* start Task material *

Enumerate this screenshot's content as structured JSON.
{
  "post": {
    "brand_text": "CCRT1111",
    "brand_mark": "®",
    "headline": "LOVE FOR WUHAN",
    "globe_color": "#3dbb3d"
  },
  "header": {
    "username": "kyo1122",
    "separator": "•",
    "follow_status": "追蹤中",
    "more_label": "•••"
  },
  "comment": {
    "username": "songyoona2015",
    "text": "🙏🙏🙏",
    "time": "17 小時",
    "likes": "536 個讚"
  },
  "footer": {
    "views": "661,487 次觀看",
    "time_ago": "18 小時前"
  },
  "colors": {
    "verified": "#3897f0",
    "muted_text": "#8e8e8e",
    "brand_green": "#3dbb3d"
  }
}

* end Task material *

What is required:
Copy whichever lines in the listing above contain the word "username".

Correct output:
    "username": "kyo1122",
    "username": "songyoona2015",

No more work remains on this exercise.